(Saved data entries)
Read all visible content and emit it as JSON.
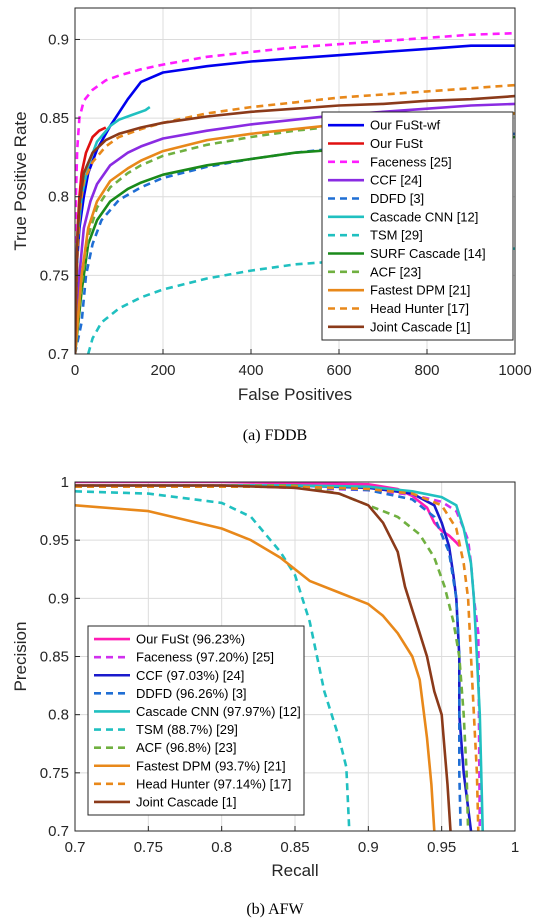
{
  "chart_data": [
    {
      "type": "line",
      "caption": "(a) FDDB",
      "xlabel": "False Positives",
      "ylabel": "True Positive Rate",
      "xlim": [
        0,
        1000
      ],
      "ylim": [
        0.7,
        0.92
      ],
      "xticks": [
        0,
        200,
        400,
        600,
        800,
        1000
      ],
      "yticks": [
        0.7,
        0.75,
        0.8,
        0.85,
        0.9
      ],
      "grid": true,
      "legend_position": "bottom-right",
      "series": [
        {
          "name": "Our FuSt-wf",
          "color": "#0000ee",
          "dash": "solid",
          "x": [
            0,
            5,
            10,
            20,
            30,
            50,
            80,
            120,
            150,
            200,
            300,
            400,
            500,
            600,
            700,
            800,
            900,
            1000
          ],
          "y": [
            0.7,
            0.76,
            0.78,
            0.8,
            0.815,
            0.83,
            0.845,
            0.862,
            0.873,
            0.879,
            0.883,
            0.886,
            0.888,
            0.89,
            0.892,
            0.894,
            0.896,
            0.896
          ]
        },
        {
          "name": "Our FuSt",
          "color": "#e01010",
          "dash": "solid",
          "x": [
            0,
            3,
            6,
            10,
            15,
            25,
            40,
            55,
            70
          ],
          "y": [
            0.7,
            0.75,
            0.78,
            0.8,
            0.815,
            0.828,
            0.838,
            0.842,
            0.844
          ]
        },
        {
          "name": "Faceness [25]",
          "color": "#ff1cff",
          "dash": "dashed",
          "x": [
            0,
            2,
            5,
            10,
            20,
            40,
            70,
            100,
            150,
            200,
            300,
            400,
            500,
            600,
            700,
            800,
            900,
            1000
          ],
          "y": [
            0.74,
            0.8,
            0.83,
            0.85,
            0.861,
            0.868,
            0.874,
            0.877,
            0.881,
            0.884,
            0.889,
            0.892,
            0.895,
            0.897,
            0.899,
            0.901,
            0.903,
            0.904
          ]
        },
        {
          "name": "CCF [24]",
          "color": "#8a2be2",
          "dash": "solid",
          "x": [
            0,
            10,
            20,
            35,
            50,
            80,
            120,
            150,
            200,
            300,
            400,
            500,
            600,
            700,
            800,
            900,
            1000
          ],
          "y": [
            0.7,
            0.75,
            0.78,
            0.797,
            0.808,
            0.82,
            0.828,
            0.832,
            0.837,
            0.842,
            0.846,
            0.849,
            0.852,
            0.854,
            0.856,
            0.858,
            0.859
          ]
        },
        {
          "name": "DDFD [3]",
          "color": "#1f6ed4",
          "dash": "dashed",
          "x": [
            0,
            15,
            25,
            40,
            60,
            100,
            150,
            200,
            300,
            400,
            500,
            600,
            700,
            800,
            900,
            1000
          ],
          "y": [
            0.7,
            0.72,
            0.75,
            0.77,
            0.785,
            0.798,
            0.806,
            0.812,
            0.819,
            0.824,
            0.828,
            0.831,
            0.834,
            0.836,
            0.838,
            0.84
          ]
        },
        {
          "name": "Cascade CNN [12]",
          "color": "#20c0c0",
          "dash": "solid",
          "x": [
            0,
            5,
            15,
            30,
            50,
            80,
            100,
            130,
            160,
            170
          ],
          "y": [
            0.7,
            0.77,
            0.8,
            0.82,
            0.835,
            0.845,
            0.849,
            0.852,
            0.855,
            0.857
          ]
        },
        {
          "name": "TSM [29]",
          "color": "#20c0c0",
          "dash": "dashed",
          "x": [
            30,
            40,
            60,
            100,
            150,
            200,
            300,
            400,
            500,
            600,
            700,
            800,
            900,
            1000
          ],
          "y": [
            0.7,
            0.71,
            0.72,
            0.729,
            0.736,
            0.741,
            0.748,
            0.753,
            0.757,
            0.759,
            0.761,
            0.763,
            0.765,
            0.767
          ]
        },
        {
          "name": "SURF Cascade [14]",
          "color": "#1a8a1a",
          "dash": "solid",
          "x": [
            0,
            15,
            30,
            50,
            80,
            120,
            150,
            200,
            300,
            400,
            500,
            600,
            700,
            800,
            900,
            1000
          ],
          "y": [
            0.7,
            0.74,
            0.77,
            0.785,
            0.797,
            0.805,
            0.809,
            0.814,
            0.82,
            0.824,
            0.828,
            0.83,
            0.832,
            0.834,
            0.836,
            0.838
          ]
        },
        {
          "name": "ACF [23]",
          "color": "#70b040",
          "dash": "dashed",
          "x": [
            0,
            15,
            30,
            50,
            80,
            120,
            150,
            200,
            300,
            400,
            500,
            600,
            700,
            800,
            900,
            1000
          ],
          "y": [
            0.7,
            0.745,
            0.775,
            0.793,
            0.806,
            0.815,
            0.82,
            0.826,
            0.833,
            0.838,
            0.842,
            0.845,
            0.847,
            0.849,
            0.851,
            0.853
          ]
        },
        {
          "name": "Fastest DPM [21]",
          "color": "#e8881a",
          "dash": "solid",
          "x": [
            0,
            15,
            30,
            50,
            80,
            120,
            150,
            200,
            300,
            400,
            500,
            600,
            700,
            800,
            900,
            1000
          ],
          "y": [
            0.7,
            0.75,
            0.78,
            0.797,
            0.81,
            0.818,
            0.823,
            0.829,
            0.836,
            0.84,
            0.843,
            0.846,
            0.848,
            0.85,
            0.852,
            0.853
          ]
        },
        {
          "name": "Head Hunter [17]",
          "color": "#e8881a",
          "dash": "dashed",
          "x": [
            0,
            5,
            10,
            20,
            40,
            70,
            100,
            150,
            200,
            300,
            400,
            500,
            600,
            700,
            800,
            900,
            1000
          ],
          "y": [
            0.7,
            0.76,
            0.79,
            0.81,
            0.822,
            0.832,
            0.838,
            0.843,
            0.847,
            0.853,
            0.857,
            0.86,
            0.863,
            0.865,
            0.867,
            0.869,
            0.871
          ]
        },
        {
          "name": "Joint Cascade [1]",
          "color": "#8b3a1a",
          "dash": "solid",
          "x": [
            0,
            5,
            10,
            20,
            40,
            70,
            100,
            150,
            200,
            300,
            400,
            500,
            600,
            700,
            800,
            900,
            1000
          ],
          "y": [
            0.7,
            0.77,
            0.795,
            0.815,
            0.828,
            0.836,
            0.84,
            0.844,
            0.847,
            0.851,
            0.854,
            0.856,
            0.858,
            0.859,
            0.861,
            0.862,
            0.864
          ]
        }
      ]
    },
    {
      "type": "line",
      "caption": "(b) AFW",
      "xlabel": "Recall",
      "ylabel": "Precision",
      "xlim": [
        0.7,
        1
      ],
      "ylim": [
        0.7,
        1
      ],
      "xticks": [
        0.7,
        0.75,
        0.8,
        0.85,
        0.9,
        0.95,
        1
      ],
      "yticks": [
        0.7,
        0.75,
        0.8,
        0.85,
        0.9,
        0.95,
        1
      ],
      "grid": true,
      "legend_position": "bottom-left",
      "series": [
        {
          "name": "Our FuSt (96.23%)",
          "color": "#ff1cb4",
          "dash": "solid",
          "x": [
            0.7,
            0.8,
            0.9,
            0.92,
            0.93,
            0.94,
            0.945,
            0.95,
            0.955,
            0.96,
            0.962
          ],
          "y": [
            1.0,
            1.0,
            0.998,
            0.994,
            0.988,
            0.978,
            0.965,
            0.958,
            0.954,
            0.948,
            0.945
          ]
        },
        {
          "name": "Faceness (97.20%) [25]",
          "color": "#d030ee",
          "dash": "dashed",
          "x": [
            0.7,
            0.8,
            0.9,
            0.93,
            0.95,
            0.96,
            0.965,
            0.968,
            0.97,
            0.972,
            0.975,
            0.976
          ],
          "y": [
            0.997,
            0.997,
            0.993,
            0.989,
            0.983,
            0.975,
            0.96,
            0.95,
            0.93,
            0.9,
            0.87,
            0.7
          ]
        },
        {
          "name": "CCF (97.03%) [24]",
          "color": "#1a1acc",
          "dash": "solid",
          "x": [
            0.7,
            0.85,
            0.9,
            0.93,
            0.945,
            0.95,
            0.955,
            0.958,
            0.96,
            0.962,
            0.962,
            0.965,
            0.968,
            0.97
          ],
          "y": [
            0.997,
            0.997,
            0.995,
            0.99,
            0.98,
            0.965,
            0.945,
            0.92,
            0.9,
            0.85,
            0.8,
            0.75,
            0.72,
            0.7
          ]
        },
        {
          "name": "DDFD (96.26%) [3]",
          "color": "#1f6ed4",
          "dash": "dashed",
          "x": [
            0.7,
            0.85,
            0.9,
            0.93,
            0.945,
            0.955,
            0.96,
            0.962,
            0.962,
            0.963
          ],
          "y": [
            0.996,
            0.996,
            0.993,
            0.985,
            0.97,
            0.94,
            0.9,
            0.85,
            0.75,
            0.7
          ]
        },
        {
          "name": "Cascade CNN (97.97%) [12]",
          "color": "#20c0c0",
          "dash": "solid",
          "x": [
            0.7,
            0.85,
            0.9,
            0.93,
            0.95,
            0.96,
            0.965,
            0.97,
            0.972,
            0.974,
            0.976,
            0.978
          ],
          "y": [
            0.997,
            0.997,
            0.996,
            0.992,
            0.987,
            0.98,
            0.96,
            0.93,
            0.9,
            0.85,
            0.8,
            0.7
          ]
        },
        {
          "name": "TSM (88.7%) [29]",
          "color": "#20c0c0",
          "dash": "dashed",
          "x": [
            0.7,
            0.75,
            0.8,
            0.82,
            0.84,
            0.85,
            0.86,
            0.865,
            0.87,
            0.875,
            0.88,
            0.885,
            0.887
          ],
          "y": [
            0.992,
            0.99,
            0.982,
            0.97,
            0.94,
            0.92,
            0.88,
            0.85,
            0.82,
            0.8,
            0.78,
            0.755,
            0.7
          ]
        },
        {
          "name": "ACF (96.8%) [23]",
          "color": "#70b040",
          "dash": "dashed",
          "x": [
            0.7,
            0.85,
            0.88,
            0.9,
            0.92,
            0.935,
            0.945,
            0.952,
            0.958,
            0.962,
            0.965,
            0.967,
            0.968
          ],
          "y": [
            0.997,
            0.997,
            0.99,
            0.98,
            0.97,
            0.955,
            0.935,
            0.91,
            0.88,
            0.85,
            0.8,
            0.75,
            0.7
          ]
        },
        {
          "name": "Fastest DPM (93.7%) [21]",
          "color": "#e8881a",
          "dash": "solid",
          "x": [
            0.7,
            0.75,
            0.8,
            0.82,
            0.84,
            0.86,
            0.88,
            0.9,
            0.91,
            0.92,
            0.93,
            0.935,
            0.938,
            0.94,
            0.943,
            0.945
          ],
          "y": [
            0.98,
            0.975,
            0.96,
            0.95,
            0.935,
            0.915,
            0.905,
            0.895,
            0.885,
            0.87,
            0.85,
            0.83,
            0.8,
            0.78,
            0.74,
            0.7
          ]
        },
        {
          "name": "Head Hunter (97.14%) [17]",
          "color": "#e8881a",
          "dash": "dashed",
          "x": [
            0.7,
            0.85,
            0.9,
            0.93,
            0.95,
            0.96,
            0.965,
            0.968,
            0.97,
            0.972,
            0.974,
            0.975
          ],
          "y": [
            0.996,
            0.996,
            0.994,
            0.99,
            0.98,
            0.96,
            0.93,
            0.9,
            0.85,
            0.8,
            0.75,
            0.7
          ]
        },
        {
          "name": "Joint Cascade [1]",
          "color": "#8b3a1a",
          "dash": "solid",
          "x": [
            0.7,
            0.8,
            0.85,
            0.88,
            0.9,
            0.91,
            0.92,
            0.925,
            0.93,
            0.935,
            0.94,
            0.945,
            0.95,
            0.952,
            0.954,
            0.956
          ],
          "y": [
            0.997,
            0.997,
            0.995,
            0.99,
            0.98,
            0.965,
            0.94,
            0.91,
            0.89,
            0.87,
            0.85,
            0.82,
            0.8,
            0.77,
            0.74,
            0.7
          ]
        }
      ]
    }
  ]
}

WHAT IS NEEDED
Read through the lines above and collect those that contain the string "Head".

EXERCISE OUTPUT
          "name": "Head Hunter [17]",
          "name": "Head Hunter (97.14%) [17]",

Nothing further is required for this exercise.